MATERIALS PROVIDED:
┄┄┄┄┄┄┄┄┄┄

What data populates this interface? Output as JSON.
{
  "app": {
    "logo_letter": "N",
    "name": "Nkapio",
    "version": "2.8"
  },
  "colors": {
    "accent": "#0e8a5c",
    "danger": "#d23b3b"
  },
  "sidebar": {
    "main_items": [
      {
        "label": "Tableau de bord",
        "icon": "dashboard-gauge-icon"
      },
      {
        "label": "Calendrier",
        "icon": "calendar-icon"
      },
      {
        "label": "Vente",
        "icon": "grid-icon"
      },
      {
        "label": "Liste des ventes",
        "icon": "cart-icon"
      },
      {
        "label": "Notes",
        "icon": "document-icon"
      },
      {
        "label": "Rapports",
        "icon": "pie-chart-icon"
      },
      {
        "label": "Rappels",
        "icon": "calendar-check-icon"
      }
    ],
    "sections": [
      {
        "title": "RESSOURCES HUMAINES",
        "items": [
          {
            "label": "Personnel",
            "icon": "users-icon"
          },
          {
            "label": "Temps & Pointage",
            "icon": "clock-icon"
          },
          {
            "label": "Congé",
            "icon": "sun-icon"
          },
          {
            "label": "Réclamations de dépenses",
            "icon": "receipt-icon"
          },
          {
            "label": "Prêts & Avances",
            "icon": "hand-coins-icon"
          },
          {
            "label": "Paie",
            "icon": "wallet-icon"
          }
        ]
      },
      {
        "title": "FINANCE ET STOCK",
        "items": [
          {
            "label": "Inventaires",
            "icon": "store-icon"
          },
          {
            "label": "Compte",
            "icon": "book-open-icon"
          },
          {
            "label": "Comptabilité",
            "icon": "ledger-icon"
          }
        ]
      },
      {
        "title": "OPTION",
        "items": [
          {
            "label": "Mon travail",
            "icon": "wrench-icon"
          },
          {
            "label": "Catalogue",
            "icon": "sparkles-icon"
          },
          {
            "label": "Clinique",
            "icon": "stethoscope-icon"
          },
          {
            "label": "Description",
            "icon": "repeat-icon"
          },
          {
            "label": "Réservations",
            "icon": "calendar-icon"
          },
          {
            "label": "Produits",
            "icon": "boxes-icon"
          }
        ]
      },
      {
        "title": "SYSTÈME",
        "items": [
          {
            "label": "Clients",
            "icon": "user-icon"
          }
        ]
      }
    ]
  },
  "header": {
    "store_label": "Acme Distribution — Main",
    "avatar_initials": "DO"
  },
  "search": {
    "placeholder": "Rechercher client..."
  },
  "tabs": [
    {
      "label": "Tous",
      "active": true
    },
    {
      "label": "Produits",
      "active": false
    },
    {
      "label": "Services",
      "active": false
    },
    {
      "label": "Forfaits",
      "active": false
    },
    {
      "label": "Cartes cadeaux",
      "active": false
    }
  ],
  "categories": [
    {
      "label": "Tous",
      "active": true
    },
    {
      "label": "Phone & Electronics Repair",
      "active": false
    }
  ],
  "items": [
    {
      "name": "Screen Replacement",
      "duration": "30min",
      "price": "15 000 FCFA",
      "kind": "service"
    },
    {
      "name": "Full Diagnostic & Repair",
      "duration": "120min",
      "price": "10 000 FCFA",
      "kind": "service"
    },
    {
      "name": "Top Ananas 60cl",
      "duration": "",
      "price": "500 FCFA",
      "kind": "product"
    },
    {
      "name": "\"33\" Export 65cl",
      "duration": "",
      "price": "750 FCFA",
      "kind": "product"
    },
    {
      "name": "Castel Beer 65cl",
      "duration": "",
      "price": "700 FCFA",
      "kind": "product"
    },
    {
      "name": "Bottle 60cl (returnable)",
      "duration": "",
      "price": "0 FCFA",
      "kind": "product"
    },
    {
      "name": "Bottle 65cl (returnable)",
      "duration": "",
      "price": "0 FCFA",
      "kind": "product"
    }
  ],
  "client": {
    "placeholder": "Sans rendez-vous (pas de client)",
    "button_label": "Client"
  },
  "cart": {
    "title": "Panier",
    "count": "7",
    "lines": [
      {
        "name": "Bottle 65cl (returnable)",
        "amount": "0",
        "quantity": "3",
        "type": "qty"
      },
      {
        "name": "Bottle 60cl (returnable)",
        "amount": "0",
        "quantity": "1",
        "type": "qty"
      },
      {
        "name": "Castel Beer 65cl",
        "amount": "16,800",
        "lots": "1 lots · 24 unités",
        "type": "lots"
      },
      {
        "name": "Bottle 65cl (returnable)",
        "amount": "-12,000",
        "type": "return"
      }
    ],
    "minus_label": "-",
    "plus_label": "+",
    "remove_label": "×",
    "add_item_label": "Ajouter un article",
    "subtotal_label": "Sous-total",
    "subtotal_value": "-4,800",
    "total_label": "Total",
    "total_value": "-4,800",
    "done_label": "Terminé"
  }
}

┄┄┄┄┄┄┄┄┄┄

Repeat the material above in full, quoting it exactly.

CORRECT RESPONSE:
What data populates this interface? Output as JSON.
{
  "app": {
    "logo_letter": "N",
    "name": "Nkapio",
    "version": "2.8"
  },
  "colors": {
    "accent": "#0e8a5c",
    "danger": "#d23b3b"
  },
  "sidebar": {
    "main_items": [
      {
        "label": "Tableau de bord",
        "icon": "dashboard-gauge-icon"
      },
      {
        "label": "Calendrier",
        "icon": "calendar-icon"
      },
      {
        "label": "Vente",
        "icon": "grid-icon"
      },
      {
        "label": "Liste des ventes",
        "icon": "cart-icon"
      },
      {
        "label": "Notes",
        "icon": "document-icon"
      },
      {
        "label": "Rapports",
        "icon": "pie-chart-icon"
      },
      {
        "label": "Rappels",
        "icon": "calendar-check-icon"
      }
    ],
    "sections": [
      {
        "title": "RESSOURCES HUMAINES",
        "items": [
          {
            "label": "Personnel",
            "icon": "users-icon"
          },
          {
            "label": "Temps & Pointage",
            "icon": "clock-icon"
          },
          {
            "label": "Congé",
            "icon": "sun-icon"
          },
          {
            "label": "Réclamations de dépenses",
            "icon": "receipt-icon"
          },
          {
            "label": "Prêts & Avances",
            "icon": "hand-coins-icon"
          },
          {
            "label": "Paie",
            "icon": "wallet-icon"
          }
        ]
      },
      {
        "title": "FINANCE ET STOCK",
        "items": [
          {
            "label": "Inventaires",
            "icon": "store-icon"
          },
          {
            "label": "Compte",
            "icon": "book-open-icon"
          },
          {
            "label": "Comptabilité",
            "icon": "ledger-icon"
          }
        ]
      },
      {
        "title": "OPTION",
        "items": [
          {
            "label": "Mon travail",
            "icon": "wrench-icon"
          },
          {
            "label": "Catalogue",
            "icon": "sparkles-icon"
          },
          {
            "label": "Clinique",
            "icon": "stethoscope-icon"
          },
          {
            "label": "Description",
            "icon": "repeat-icon"
          },
          {
            "label": "Réservations",
            "icon": "calendar-icon"
          },
          {
            "label": "Produits",
            "icon": "boxes-icon"
          }
        ]
      },
      {
        "title": "SYSTÈME",
        "items": [
          {
            "label": "Clients",
            "icon": "user-icon"
          }
        ]
      }
    ]
  },
  "header": {
    "store_label": "Acme Distribution — Main",
    "avatar_initials": "DO"
  },
  "search": {
    "placeholder": "Rechercher client..."
  },
  "tabs": [
    {
      "label": "Tous",
      "active": true
    },
    {
      "label": "Produits",
      "active": false
    },
    {
      "label": "Services",
      "active": false
    },
    {
      "label": "Forfaits",
      "active": false
    },
    {
      "label": "Cartes cadeaux",
      "active": false
    }
  ],
  "categories": [
    {
      "label": "Tous",
      "active": true
    },
    {
      "label": "Phone & Electronics Repair",
      "active": false
    }
  ],
  "items": [
    {
      "name": "Screen Replacement",
      "duration": "30min",
      "price": "15 000 FCFA",
      "kind": "service"
    },
    {
      "name": "Full Diagnostic & Repair",
      "duration": "120min",
      "price": "10 000 FCFA",
      "kind": "service"
    },
    {
      "name": "Top Ananas 60cl",
      "duration": "",
      "price": "500 FCFA",
      "kind": "product"
    },
    {
      "name": "\"33\" Export 65cl",
      "duration": "",
      "price": "750 FCFA",
      "kind": "product"
    },
    {
      "name": "Castel Beer 65cl",
      "duration": "",
      "price": "700 FCFA",
      "kind": "product"
    },
    {
      "name": "Bottle 60cl (returnable)",
      "duration": "",
      "price": "0 FCFA",
      "kind": "product"
    },
    {
      "name": "Bottle 65cl (returnable)",
      "duration": "",
      "price": "0 FCFA",
      "kind": "product"
    }
  ],
  "client": {
    "placeholder": "Sans rendez-vous (pas de client)",
    "button_label": "Client"
  },
  "cart": {
    "title": "Panier",
    "count": "7",
    "lines": [
      {
        "name": "Bottle 65cl (returnable)",
        "amount": "0",
        "quantity": "3",
        "type": "qty"
      },
      {
        "name": "Bottle 60cl (returnable)",
        "amount": "0",
        "quantity": "1",
        "type": "qty"
      },
      {
        "name": "Castel Beer 65cl",
        "amount": "16,800",
        "lots": "1 lots · 24 unités",
        "type": "lots"
      },
      {
        "name": "Bottle 65cl (returnable)",
        "amount": "-12,000",
        "type": "return"
      }
    ],
    "minus_label": "-",
    "plus_label": "+",
    "remove_label": "×",
    "add_item_label": "Ajouter un article",
    "subtotal_label": "Sous-total",
    "subtotal_value": "-4,800",
    "total_label": "Total",
    "total_value": "-4,800",
    "done_label": "Terminé"
  }
}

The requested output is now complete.